◆ Task directions: Each record is to be printed again precisely as it reads.

◆ Dataset records:
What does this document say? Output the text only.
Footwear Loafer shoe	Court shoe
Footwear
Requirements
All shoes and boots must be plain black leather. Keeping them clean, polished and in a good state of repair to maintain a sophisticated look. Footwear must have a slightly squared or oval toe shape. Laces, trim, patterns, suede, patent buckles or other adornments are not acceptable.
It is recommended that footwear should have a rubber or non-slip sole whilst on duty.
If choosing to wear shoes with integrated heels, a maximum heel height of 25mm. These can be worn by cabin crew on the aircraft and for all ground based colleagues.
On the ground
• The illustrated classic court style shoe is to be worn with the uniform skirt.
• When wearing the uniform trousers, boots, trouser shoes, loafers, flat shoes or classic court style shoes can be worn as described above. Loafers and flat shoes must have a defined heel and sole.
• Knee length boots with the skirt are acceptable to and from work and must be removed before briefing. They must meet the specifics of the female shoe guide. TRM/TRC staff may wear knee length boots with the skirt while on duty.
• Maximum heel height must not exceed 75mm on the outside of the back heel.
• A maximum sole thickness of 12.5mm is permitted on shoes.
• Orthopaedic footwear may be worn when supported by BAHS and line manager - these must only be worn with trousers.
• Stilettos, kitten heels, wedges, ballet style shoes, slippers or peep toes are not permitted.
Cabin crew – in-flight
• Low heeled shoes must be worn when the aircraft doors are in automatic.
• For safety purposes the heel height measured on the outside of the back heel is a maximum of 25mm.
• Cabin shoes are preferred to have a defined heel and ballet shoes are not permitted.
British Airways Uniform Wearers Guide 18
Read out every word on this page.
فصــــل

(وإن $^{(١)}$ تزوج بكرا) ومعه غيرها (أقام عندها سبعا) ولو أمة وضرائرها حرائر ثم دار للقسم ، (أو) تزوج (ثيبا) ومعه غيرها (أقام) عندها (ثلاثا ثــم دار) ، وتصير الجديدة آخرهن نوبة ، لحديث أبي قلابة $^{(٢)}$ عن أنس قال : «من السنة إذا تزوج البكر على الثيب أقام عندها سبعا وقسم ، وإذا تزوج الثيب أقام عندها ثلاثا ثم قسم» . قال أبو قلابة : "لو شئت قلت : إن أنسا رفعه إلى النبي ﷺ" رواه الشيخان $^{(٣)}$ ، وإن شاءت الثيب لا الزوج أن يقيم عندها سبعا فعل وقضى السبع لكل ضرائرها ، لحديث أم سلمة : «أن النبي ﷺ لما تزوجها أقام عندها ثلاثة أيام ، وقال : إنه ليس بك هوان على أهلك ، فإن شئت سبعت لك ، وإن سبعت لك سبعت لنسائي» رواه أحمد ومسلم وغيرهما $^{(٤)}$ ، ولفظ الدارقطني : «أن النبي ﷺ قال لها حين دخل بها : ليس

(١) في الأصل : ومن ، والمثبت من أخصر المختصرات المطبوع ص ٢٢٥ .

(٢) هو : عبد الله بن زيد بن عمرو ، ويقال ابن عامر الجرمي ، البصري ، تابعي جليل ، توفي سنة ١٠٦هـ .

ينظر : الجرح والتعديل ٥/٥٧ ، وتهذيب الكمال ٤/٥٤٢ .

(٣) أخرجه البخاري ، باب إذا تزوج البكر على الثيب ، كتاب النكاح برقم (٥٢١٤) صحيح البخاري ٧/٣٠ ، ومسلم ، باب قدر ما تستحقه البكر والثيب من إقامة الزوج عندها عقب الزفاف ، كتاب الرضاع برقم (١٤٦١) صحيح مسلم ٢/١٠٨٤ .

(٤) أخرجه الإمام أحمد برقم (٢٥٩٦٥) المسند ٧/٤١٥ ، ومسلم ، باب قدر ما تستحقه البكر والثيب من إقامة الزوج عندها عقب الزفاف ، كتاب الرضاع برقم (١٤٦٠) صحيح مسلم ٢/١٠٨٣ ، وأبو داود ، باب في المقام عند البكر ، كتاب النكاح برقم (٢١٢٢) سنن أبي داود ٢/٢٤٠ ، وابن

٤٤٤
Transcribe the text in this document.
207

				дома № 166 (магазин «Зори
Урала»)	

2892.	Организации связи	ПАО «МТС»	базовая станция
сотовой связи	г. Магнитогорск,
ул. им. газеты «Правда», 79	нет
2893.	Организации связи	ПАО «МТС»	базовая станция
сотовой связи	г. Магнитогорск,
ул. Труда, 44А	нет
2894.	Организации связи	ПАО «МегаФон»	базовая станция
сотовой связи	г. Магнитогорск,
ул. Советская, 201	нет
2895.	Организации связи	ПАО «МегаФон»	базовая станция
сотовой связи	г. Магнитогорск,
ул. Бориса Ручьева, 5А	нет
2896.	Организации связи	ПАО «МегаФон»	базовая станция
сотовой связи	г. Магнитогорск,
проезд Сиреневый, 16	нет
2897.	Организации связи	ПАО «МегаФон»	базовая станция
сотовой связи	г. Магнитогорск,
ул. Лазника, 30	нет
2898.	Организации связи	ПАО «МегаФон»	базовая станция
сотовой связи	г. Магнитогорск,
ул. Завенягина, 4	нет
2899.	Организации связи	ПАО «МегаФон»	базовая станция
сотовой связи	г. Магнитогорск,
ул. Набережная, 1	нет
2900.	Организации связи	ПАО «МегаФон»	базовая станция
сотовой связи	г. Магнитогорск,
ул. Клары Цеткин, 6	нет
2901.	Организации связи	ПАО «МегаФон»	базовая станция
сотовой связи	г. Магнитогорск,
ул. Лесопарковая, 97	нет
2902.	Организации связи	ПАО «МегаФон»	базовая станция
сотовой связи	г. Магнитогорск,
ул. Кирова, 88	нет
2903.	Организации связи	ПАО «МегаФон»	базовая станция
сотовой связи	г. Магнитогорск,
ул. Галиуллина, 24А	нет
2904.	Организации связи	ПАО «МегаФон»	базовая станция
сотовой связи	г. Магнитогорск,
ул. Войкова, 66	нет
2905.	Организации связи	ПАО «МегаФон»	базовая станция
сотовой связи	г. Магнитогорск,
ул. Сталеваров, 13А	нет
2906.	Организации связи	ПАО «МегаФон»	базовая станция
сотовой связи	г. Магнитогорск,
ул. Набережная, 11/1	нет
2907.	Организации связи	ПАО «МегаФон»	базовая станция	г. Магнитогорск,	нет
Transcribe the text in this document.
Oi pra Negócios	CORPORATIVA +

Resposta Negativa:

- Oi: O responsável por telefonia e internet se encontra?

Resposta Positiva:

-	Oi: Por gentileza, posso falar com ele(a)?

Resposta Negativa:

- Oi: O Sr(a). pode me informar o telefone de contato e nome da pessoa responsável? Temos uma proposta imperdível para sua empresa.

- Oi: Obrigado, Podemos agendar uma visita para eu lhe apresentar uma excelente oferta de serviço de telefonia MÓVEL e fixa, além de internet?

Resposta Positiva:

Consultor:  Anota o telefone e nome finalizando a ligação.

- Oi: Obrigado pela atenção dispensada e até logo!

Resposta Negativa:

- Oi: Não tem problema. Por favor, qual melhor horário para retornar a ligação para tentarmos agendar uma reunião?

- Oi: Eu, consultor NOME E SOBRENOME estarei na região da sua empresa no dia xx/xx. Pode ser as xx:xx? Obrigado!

◆ The reply:
What does this document say? Output the text only.
Footwear Loafer shoe	Court shoe
Footwear
Requirements
All shoes and boots must be plain black leather. Keeping them clean, polished and in a good state of repair to maintain a sophisticated look. Footwear must have a slightly squared or oval toe shape. Laces, trim, patterns, suede, patent buckles or other adornments are not acceptable.
It is recommended that footwear should have a rubber or non-slip sole whilst on duty.
If choosing to wear shoes with integrated heels, a maximum heel height of 25mm. These can be worn by cabin crew on the aircraft and for all ground based colleagues.
On the ground
• The illustrated classic court style shoe is to be worn with the uniform skirt.
• When wearing the uniform trousers, boots, trouser shoes, loafers, flat shoes or classic court style shoes can be worn as described above. Loafers and flat shoes must have a defined heel and sole.
• Knee length boots with the skirt are acceptable to and from work and must be removed before briefing. They must meet the specifics of the female shoe guide. TRM/TRC staff may wear knee length boots with the skirt while on duty.
• Maximum heel height must not exceed 75mm on the outside of the back heel.
• A maximum sole thickness of 12.5mm is permitted on shoes.
• Orthopaedic footwear may be worn when supported by BAHS and line manager - these must only be worn with trousers.
• Stilettos, kitten heels, wedges, ballet style shoes, slippers or peep toes are not permitted.
Cabin crew – in-flight
• Low heeled shoes must be worn when the aircraft doors are in automatic.
• For safety purposes the heel height measured on the outside of the back heel is a maximum of 25mm.
• Cabin shoes are preferred to have a defined heel and ballet shoes are not permitted.
British Airways Uniform Wearers Guide 18
Read out every word on this page.
فصــــل

(وإن $^{(١)}$ تزوج بكرا) ومعه غيرها (أقام عندها سبعا) ولو أمة وضرائرها حرائر ثم دار للقسم ، (أو) تزوج (ثيبا) ومعه غيرها (أقام) عندها (ثلاثا ثــم دار) ، وتصير الجديدة آخرهن نوبة ، لحديث أبي قلابة $^{(٢)}$ عن أنس قال : «من السنة إذا تزوج البكر على الثيب أقام عندها سبعا وقسم ، وإذا تزوج الثيب أقام عندها ثلاثا ثم قسم» . قال أبو قلابة : "لو شئت قلت : إن أنسا رفعه إلى النبي ﷺ" رواه الشيخان $^{(٣)}$ ، وإن شاءت الثيب لا الزوج أن يقيم عندها سبعا فعل وقضى السبع لكل ضرائرها ، لحديث أم سلمة : «أن النبي ﷺ لما تزوجها أقام عندها ثلاثة أيام ، وقال : إنه ليس بك هوان على أهلك ، فإن شئت سبعت لك ، وإن سبعت لك سبعت لنسائي» رواه أحمد ومسلم وغيرهما $^{(٤)}$ ، ولفظ الدارقطني : «أن النبي ﷺ قال لها حين دخل بها : ليس

(١) في الأصل : ومن ، والمثبت من أخصر المختصرات المطبوع ص ٢٢٥ .

(٢) هو : عبد الله بن زيد بن عمرو ، ويقال ابن عامر الجرمي ، البصري ، تابعي جليل ، توفي سنة ١٠٦هـ .

ينظر : الجرح والتعديل ٥/٥٧ ، وتهذيب الكمال ٤/٥٤٢ .

(٣) أخرجه البخاري ، باب إذا تزوج البكر على الثيب ، كتاب النكاح برقم (٥٢١٤) صحيح البخاري ٧/٣٠ ، ومسلم ، باب قدر ما تستحقه البكر والثيب من إقامة الزوج عندها عقب الزفاف ، كتاب الرضاع برقم (١٤٦١) صحيح مسلم ٢/١٠٨٤ .

(٤) أخرجه الإمام أحمد برقم (٢٥٩٦٥) المسند ٧/٤١٥ ، ومسلم ، باب قدر ما تستحقه البكر والثيب من إقامة الزوج عندها عقب الزفاف ، كتاب الرضاع برقم (١٤٦٠) صحيح مسلم ٢/١٠٨٣ ، وأبو داود ، باب في المقام عند البكر ، كتاب النكاح برقم (٢١٢٢) سنن أبي داود ٢/٢٤٠ ، وابن

٤٤٤
Transcribe the text in this document.
207

				дома № 166 (магазин «Зори
Урала»)	

2892.	Организации связи	ПАО «МТС»	базовая станция
сотовой связи	г. Магнитогорск,
ул. им. газеты «Правда», 79	нет
2893.	Организации связи	ПАО «МТС»	базовая станция
сотовой связи	г. Магнитогорск,
ул. Труда, 44А	нет
2894.	Организации связи	ПАО «МегаФон»	базовая станция
сотовой связи	г. Магнитогорск,
ул. Советская, 201	нет
2895.	Организации связи	ПАО «МегаФон»	базовая станция
сотовой связи	г. Магнитогорск,
ул. Бориса Ручьева, 5А	нет
2896.	Организации связи	ПАО «МегаФон»	базовая станция
сотовой связи	г. Магнитогорск,
проезд Сиреневый, 16	нет
2897.	Организации связи	ПАО «МегаФон»	базовая станция
сотовой связи	г. Магнитогорск,
ул. Лазника, 30	нет
2898.	Организации связи	ПАО «МегаФон»	базовая станция
сотовой связи	г. Магнитогорск,
ул. Завенягина, 4	нет
2899.	Организации связи	ПАО «МегаФон»	базовая станция
сотовой связи	г. Магнитогорск,
ул. Набережная, 1	нет
2900.	Организации связи	ПАО «МегаФон»	базовая станция
сотовой связи	г. Магнитогорск,
ул. Клары Цеткин, 6	нет
2901.	Организации связи	ПАО «МегаФон»	базовая станция
сотовой связи	г. Магнитогорск,
ул. Лесопарковая, 97	нет
2902.	Организации связи	ПАО «МегаФон»	базовая станция
сотовой связи	г. Магнитогорск,
ул. Кирова, 88	нет
2903.	Организации связи	ПАО «МегаФон»	базовая станция
сотовой связи	г. Магнитогорск,
ул. Галиуллина, 24А	нет
2904.	Организации связи	ПАО «МегаФон»	базовая станция
сотовой связи	г. Магнитогорск,
ул. Войкова, 66	нет
2905.	Организации связи	ПАО «МегаФон»	базовая станция
сотовой связи	г. Магнитогорск,
ул. Сталеваров, 13А	нет
2906.	Организации связи	ПАО «МегаФон»	базовая станция
сотовой связи	г. Магнитогорск,
ул. Набережная, 11/1	нет
2907.	Организации связи	ПАО «МегаФон»	базовая станция	г. Магнитогорск,	нет
Transcribe the text in this document.
Oi pra Negócios	CORPORATIVA +

Resposta Negativa:

- Oi: O responsável por telefonia e internet se encontra?

Resposta Positiva:

-	Oi: Por gentileza, posso falar com ele(a)?

Resposta Negativa:

- Oi: O Sr(a). pode me informar o telefone de contato e nome da pessoa responsável? Temos uma proposta imperdível para sua empresa.

- Oi: Obrigado, Podemos agendar uma visita para eu lhe apresentar uma excelente oferta de serviço de telefonia MÓVEL e fixa, além de internet?

Resposta Positiva:

Consultor:  Anota o telefone e nome finalizando a ligação.

- Oi: Obrigado pela atenção dispensada e até logo!

Resposta Negativa:

- Oi: Não tem problema. Por favor, qual melhor horário para retornar a ligação para tentarmos agendar uma reunião?

- Oi: Eu, consultor NOME E SOBRENOME estarei na região da sua empresa no dia xx/xx. Pode ser as xx:xx? Obrigado!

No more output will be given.